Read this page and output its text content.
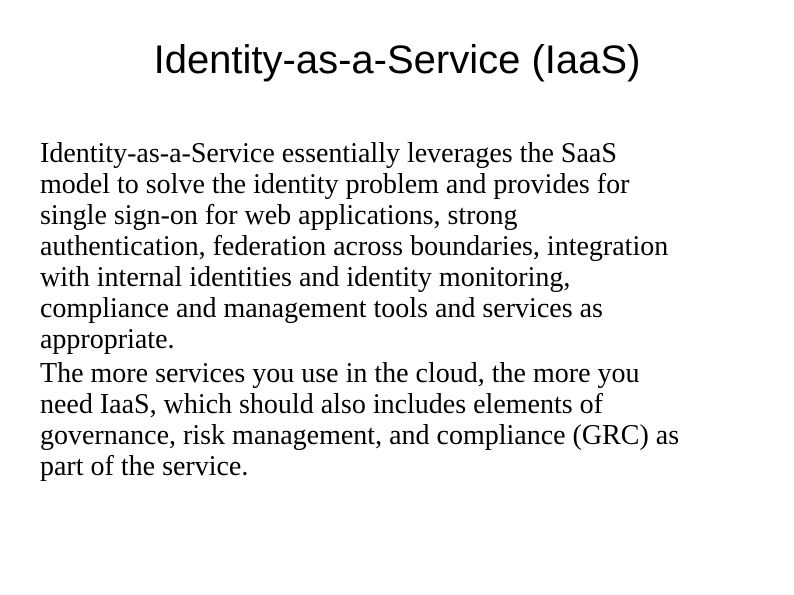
Identity-as-a-Service (IaaS)
Identity-as-a-Service essentially leverages the SaaS
model to solve the identity problem and provides for
single sign-on for web applications, strong
authentication, federation across boundaries, integration
with internal identities and identity monitoring,
compliance and management tools and services as
appropriate.
The more services you use in the cloud, the more you
need IaaS, which should also includes elements of
governance, risk management, and compliance (GRC) as
part of the service.
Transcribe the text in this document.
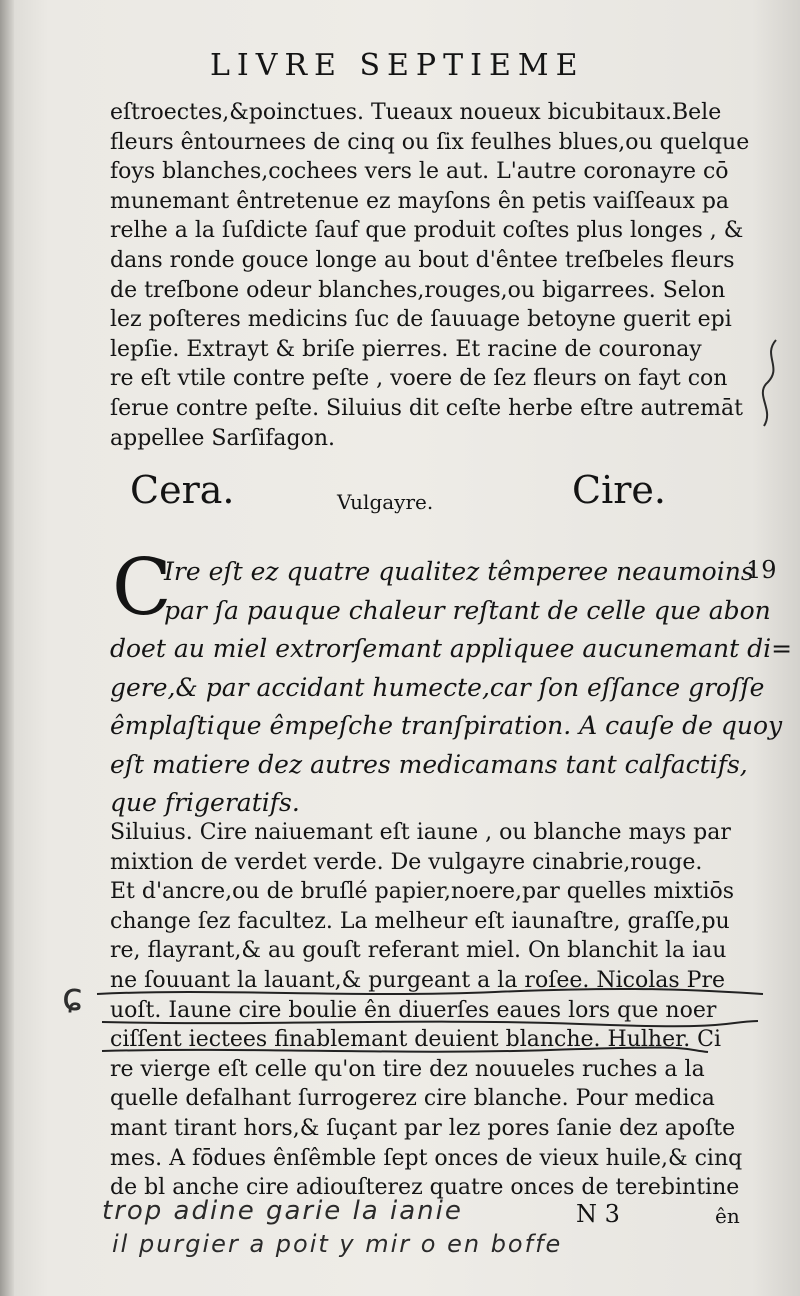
LIVRE SEPTIEME
eſtroectes,&poinctues. Tueaux noueux bicubitaux.Bele
fleurs êntournees de cinq ou ſix feulhes blues,ou quelque
foys blanches,cochees vers le aut. L'autre coronayre cō
munemant êntretenue ez mayſons ên petis vaiſſeaux pa
relhe a la ſuſdicte ſauf que produit coſtes plus longes , &
dans ronde gouce longe au bout d'êntee treſbeles fleurs
de treſbone odeur blanches,rouges,ou bigarrees. Selon
lez poſteres medicins ſuc de ſauuage betoyne guerit epi
lepſie. Extrayt & briſe pierres. Et racine de couronay
re eſt vtile contre peſte , voere de ſez fleurs on fayt con
ſerue contre peſte. Siluius dit ceſte herbe eſtre autremāt
appellee Sarſifagon.
Cera.	Vulgayre.	Cire.
C
Ire eſt ez quatre qualitez têmperee neaumoins
par ſa pauque chaleur reſtant de celle que abon
doet au miel extrorſemant appliquee aucunemant di=
gere,& par accidant humecte,car ſon eſſance groſſe
êmplaſtique êmpeſche tranſpiration. A cauſe de quoy
eſt matiere dez autres medicamans tant calfactifs,
que frigeratifs.
19
Siluius. Cire naiuemant eſt iaune , ou blanche mays par
mixtion de verdet verde. De vulgayre cinabrie,rouge.
Et d'ancre,ou de bruſlé papier,noere,par quelles mixtiōs
change ſez facultez. La melheur eſt iaunaſtre, graſſe,pu
re, flayrant,& au gouſt referant miel. On blanchit la iau
ne ſouuant la lauant,& purgeant a la roſee. Nicolas Pre
uoſt. Iaune cire boulie ên diuerſes eaues lors que noer
ciſſent iectees finablemant deuient blanche. Hulher. Ci
re vierge eſt celle qu'on tire dez nouueles ruches a la
quelle defalhant ſurrogerez cire blanche. Pour medica
mant tirant hors,& ſuçant par lez pores ſanie dez apoſte
mes. A fōdues ênſêmble ſept onces de vieux huile,& cinq
de bl anche cire adiouſterez quatre onces de terebintine
ɕ
trop adine garie la ianie
il purgier a poit y mir o en boffe
N 3	ên
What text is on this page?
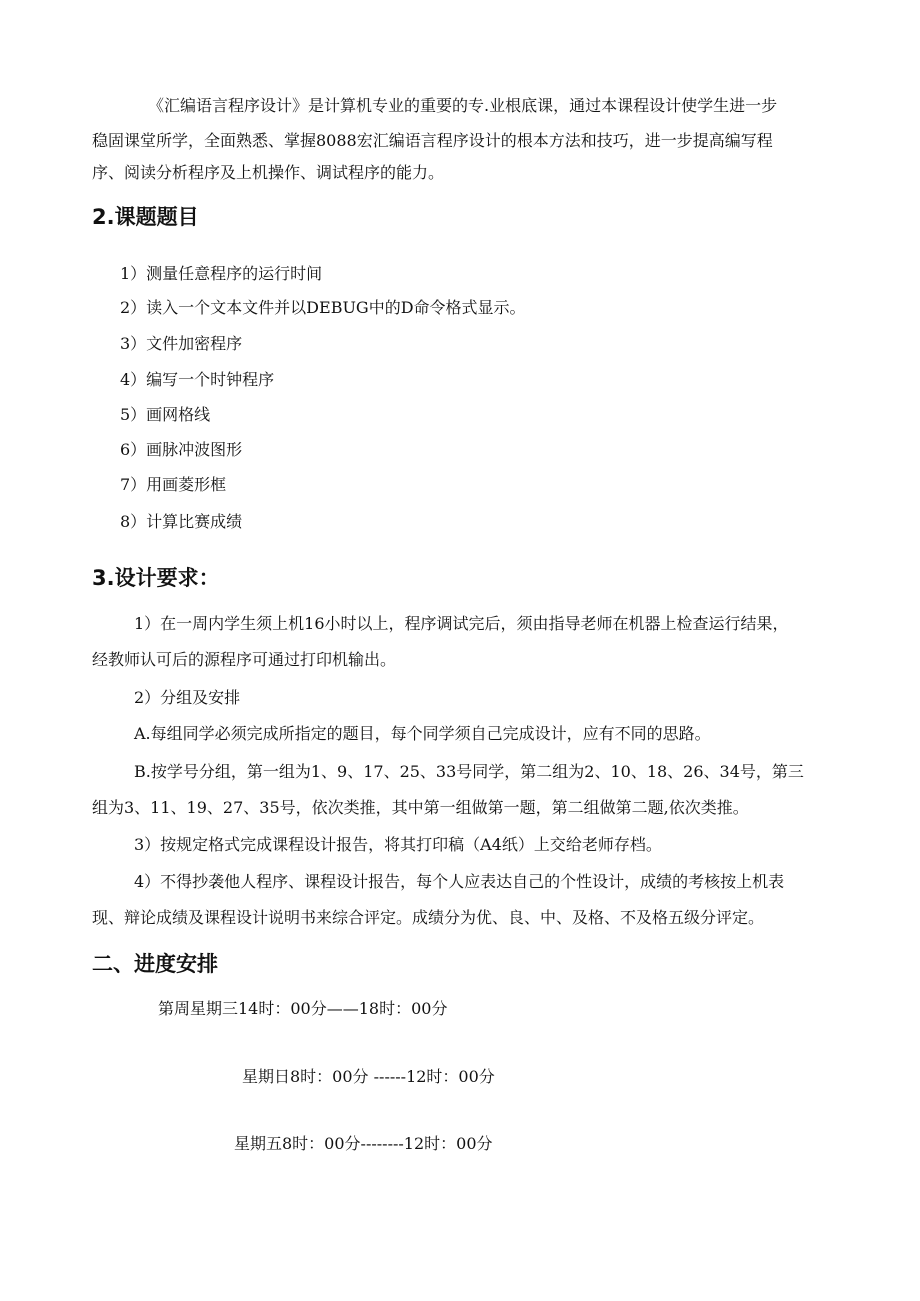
《汇编语言程序设计》是计算机专业的重要的专.业根底课，通过本课程设计使学生进一步
稳固课堂所学，全面熟悉、掌握8088宏汇编语言程序设计的根本方法和技巧，进一步提高编写程
序、阅读分析程序及上机操作、调试程序的能力。
2.课题题目
1）测量任意程序的运行时间
2）读入一个文本文件并以DEBUG中的D命令格式显示。
3）文件加密程序
4）编写一个时钟程序
5）画网格线
6）画脉冲波图形
7）用画菱形框
8）计算比赛成绩
3.设计要求：
1）在一周内学生须上机16小时以上，程序调试完后，须由指导老师在机器上检查运行结果，
经教师认可后的源程序可通过打印机输出。
2）分组及安排
A.每组同学必须完成所指定的题目，每个同学须自己完成设计，应有不同的思路。
B.按学号分组，第一组为1、9、17、25、33号同学，第二组为2、10、18、26、34号，第三
组为3、11、19、27、35号，依次类推，其中第一组做第一题，第二组做第二题,依次类推。
3）按规定格式完成课程设计报告，将其打印稿（A4纸）上交给老师存档。
4）不得抄袭他人程序、课程设计报告，每个人应表达自己的个性设计，成绩的考核按上机表
现、辩论成绩及课程设计说明书来综合评定。成绩分为优、良、中、及格、不及格五级分评定。
二、进度安排
第周星期三14时：00分——18时：00分
星期日8时：00分 ------12时：00分
星期五8时：00分--------12时：00分
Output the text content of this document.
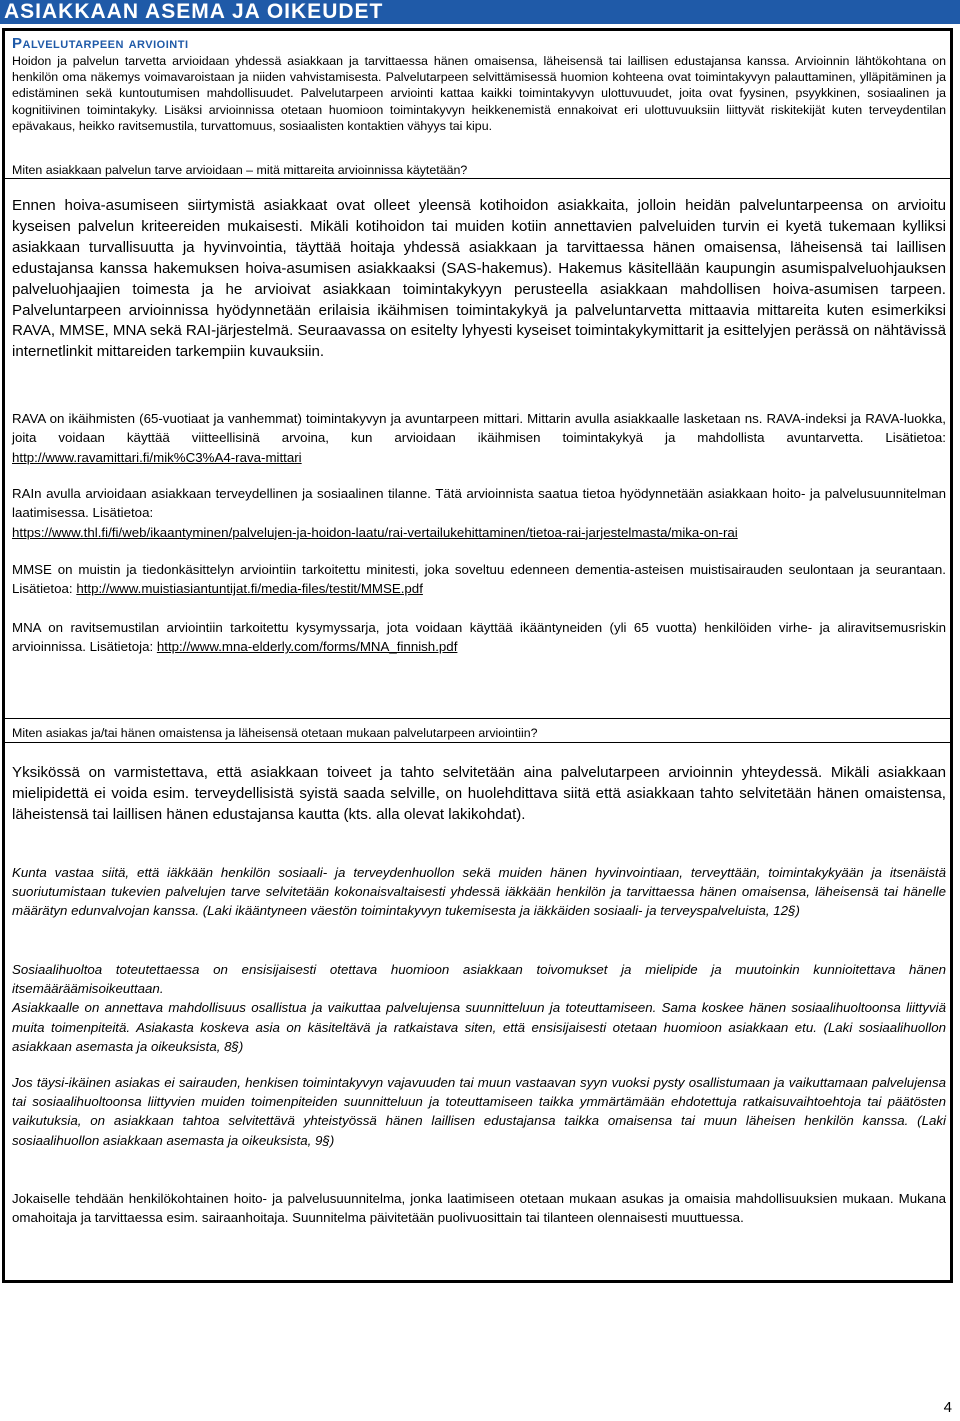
ASIAKKAAN ASEMA JA OIKEUDET
Palvelutarpeen arviointi

Hoidon ja palvelun tarvetta arvioidaan yhdessä asiakkaan ja tarvittaessa hänen omaisensa, läheisensä tai laillisen edustajansa kanssa. Arvioinnin lähtökohtana on henkilön oma näkemys voimavaroistaan ja niiden vahvistamisesta. Palvelutarpeen selvittämisessä huomion kohteena ovat toimintakyvyn palauttaminen, ylläpitäminen ja edistäminen sekä kuntoutumisen mahdollisuudet. Palvelutarpeen arviointi kattaa kaikki toimintakyvyn ulottuvuudet, joita ovat fyysinen, psyykkinen, sosiaalinen ja kognitiivinen toimintakyky. Lisäksi arvioinnissa otetaan huomioon toimintakyvyn heikkenemistä ennakoivat eri ulottuvuuksiin liittyvät riskitekijät kuten terveydentilan epävakaus, heikko ravitsemustila, turvattomuus, sosiaalisten kontaktien vähyys tai kipu.

Miten asiakkaan palvelun tarve arvioidaan – mitä mittareita arvioinnissa käytetään?

Ennen hoiva-asumiseen siirtymistä asiakkaat ovat olleet yleensä kotihoidon asiakkaita, jolloin heidän palveluntarpeensa on arvioitu kyseisen palvelun kriteereiden mukaisesti. Mikäli kotihoidon tai muiden kotiin annettavien palveluiden turvin ei kyetä tukemaan kylliksi asiakkaan turvallisuutta ja hyvinvointia, täyttää hoitaja yhdessä asiakkaan ja tarvittaessa hänen omaisensa, läheisensä tai laillisen edustajansa kanssa hakemuksen hoiva-asumisen asiakkaaksi (SAS-hakemus). Hakemus käsitellään kaupungin asumispalveluohjauksen palveluohjaajien toimesta ja he arvioivat asiakkaan toimintakykyyn perusteella asiakkaan mahdollisen hoiva-asumisen tarpeen. Palveluntarpeen arvioinnissa hyödynnetään erilaisia ikäihmisen toimintakykyä ja palveluntarvetta mittaavia mittareita kuten esimerkiksi RAVA, MMSE, MNA sekä RAI-järjestelmä. Seuraavassa on esitelty lyhyesti kyseiset toimintakykymittarit ja esittelyjen perässä on nähtävissä internetlinkit mittareiden tarkempiin kuvauksiin.

RAVA on ikäihmisten (65-vuotiaat ja vanhemmat) toimintakyvyn ja avuntarpeen mittari. Mittarin avulla asiakkaalle lasketaan ns. RAVA-indeksi ja RAVA-luokka, joita voidaan käyttää viitteellisinä arvoina, kun arvioidaan ikäihmisen toimintakykyä ja mahdollista avuntarvetta. Lisätietoa: http://www.ravamittari.fi/mik%C3%A4-rava-mittari

RAIn avulla arvioidaan asiakkaan terveydellinen ja sosiaalinen tilanne. Tätä arvioinnista saatua tietoa hyödynnetään asiakkaan hoito- ja palvelusuunnitelman laatimisessa. Lisätietoa:
https://www.thl.fi/fi/web/ikaantyminen/palvelujen-ja-hoidon-laatu/rai-vertailukehittaminen/tietoa-rai-jarjestelmasta/mika-on-rai

MMSE on muistin ja tiedonkäsittelyn arviointiin tarkoitettu minitesti, joka soveltuu edenneen dementia-asteisen muistisairauden seulontaan ja seurantaan. Lisätietoa: http://www.muistiasiantuntijat.fi/media-files/testit/MMSE.pdf

MNA on ravitsemustilan arviointiin tarkoitettu kysymyssarja, jota voidaan käyttää ikääntyneiden (yli 65 vuotta) henkilöiden virhe- ja aliravitsemusriskin arvioinnissa. Lisätietoja: http://www.mna-elderly.com/forms/MNA_finnish.pdf

Miten asiakas ja/tai hänen omaistensa ja läheisensä otetaan mukaan palvelutarpeen arviointiin?

Yksikössä on varmistettava, että asiakkaan toiveet ja tahto selvitetään aina palvelutarpeen arvioinnin yhteydessä. Mikäli asiakkaan mielipidettä ei voida esim. terveydellisistä syistä saada selville, on huolehdittava siitä että asiakkaan tahto selvitetään hänen omaistensa, läheistensä tai laillisen hänen edustajansa kautta (kts. alla olevat lakikohdat).

Kunta vastaa siitä, että iäkkään henkilön sosiaali- ja terveydenhuollon sekä muiden hänen hyvinvointiaan, terveyttään, toimintakykyään ja itsenäistä suoriutumistaan tukevien palvelujen tarve selvitetään kokonaisvaltaisesti yhdessä iäkkään henkilön ja tarvittaessa hänen omaisensa, läheisensä tai hänelle määrätyn edunvalvojan kanssa. (Laki ikääntyneen väestön toimintakyvyn tukemisesta ja iäkkäiden sosiaali- ja terveyspalveluista, 12§)

Sosiaalihuoltoa toteutettaessa on ensisijaisesti otettava huomioon asiakkaan toivomukset ja mielipide ja muutoinkin kunnioitettava hänen itsemääräämisoikeuttaan.
Asiakkaalle on annettava mahdollisuus osallistua ja vaikuttaa palvelujensa suunnitteluun ja toteuttamiseen. Sama koskee hänen sosiaalihuoltoonsa liittyviä muita toimenpiteitä. Asiakasta koskeva asia on käsiteltävä ja ratkaistava siten, että ensisijaisesti otetaan huomioon asiakkaan etu. (Laki sosiaalihuollon asiakkaan asemasta ja oikeuksista, 8§)

Jos täysi-ikäinen asiakas ei sairauden, henkisen toimintakyvyn vajavuuden tai muun vastaavan syyn vuoksi pysty osallistumaan ja vaikuttamaan palvelujensa tai sosiaalihuoltoonsa liittyvien muiden toimenpiteiden suunnitteluun ja toteuttamiseen taikka ymmärtämään ehdotettuja ratkaisuvaihtoehtoja tai päätösten vaikutuksia, on asiakkaan tahtoa selvitettävä yhteistyössä hänen laillisen edustajansa taikka omaisensa tai muun läheisen henkilön kanssa. (Laki sosiaalihuollon asiakkaan asemasta ja oikeuksista, 9§)

Jokaiselle tehdään henkilökohtainen hoito- ja palvelusuunnitelma, jonka laatimiseen otetaan mukaan asukas ja omaisia mahdollisuuksien mukaan. Mukana omahoitaja ja tarvittaessa esim. sairaanhoitaja. Suunnitelma päivitetään puolivuosittain tai tilanteen olennaisesti muuttuessa.

4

§ PROBLEM TO SOLVE
Collect the complete line wherever the string "otetaan" appears in the records.

§ REPLY
Hoidon ja palvelun tarvetta arvioidaan yhdessä asiakkaan ja tarvittaessa hänen omaisensa, läheisensä tai laillisen edustajansa kanssa. Arvioinnin lähtökohtana on henkilön oma näkemys voimavaroistaan ja niiden vahvistamisesta. Palvelutarpeen selvittämisessä huomion kohteena ovat toimintakyvyn palauttaminen, ylläpitäminen ja edistäminen sekä kuntoutumisen mahdollisuudet. Palvelutarpeen arviointi kattaa kaikki toimintakyvyn ulottuvuudet, joita ovat fyysinen, psyykkinen, sosiaalinen ja kognitiivinen toimintakyky. Lisäksi arvioinnissa otetaan huomioon toimintakyvyn heikkenemistä ennakoivat eri ulottuvuuksiin liittyvät riskitekijät kuten terveydentilan epävakaus, heikko ravitsemustila, turvattomuus, sosiaalisten kontaktien vähyys tai kipu.
Miten asiakas ja/tai hänen omaistensa ja läheisensä otetaan mukaan palvelutarpeen arviointiin?
Asiakkaalle on annettava mahdollisuus osallistua ja vaikuttaa palvelujensa suunnitteluun ja toteuttamiseen. Sama koskee hänen sosiaalihuoltoonsa liittyviä muita toimenpiteitä. Asiakasta koskeva asia on käsiteltävä ja ratkaistava siten, että ensisijaisesti otetaan huomioon asiakkaan etu. (Laki sosiaalihuollon asiakkaan asemasta ja oikeuksista, 8§)
Jokaiselle tehdään henkilökohtainen hoito- ja palvelusuunnitelma, jonka laatimiseen otetaan mukaan asukas ja omaisia mahdollisuuksien mukaan. Mukana omahoitaja ja tarvittaessa esim. sairaanhoitaja. Suunnitelma päivitetään puolivuosittain tai tilanteen olennaisesti muuttuessa.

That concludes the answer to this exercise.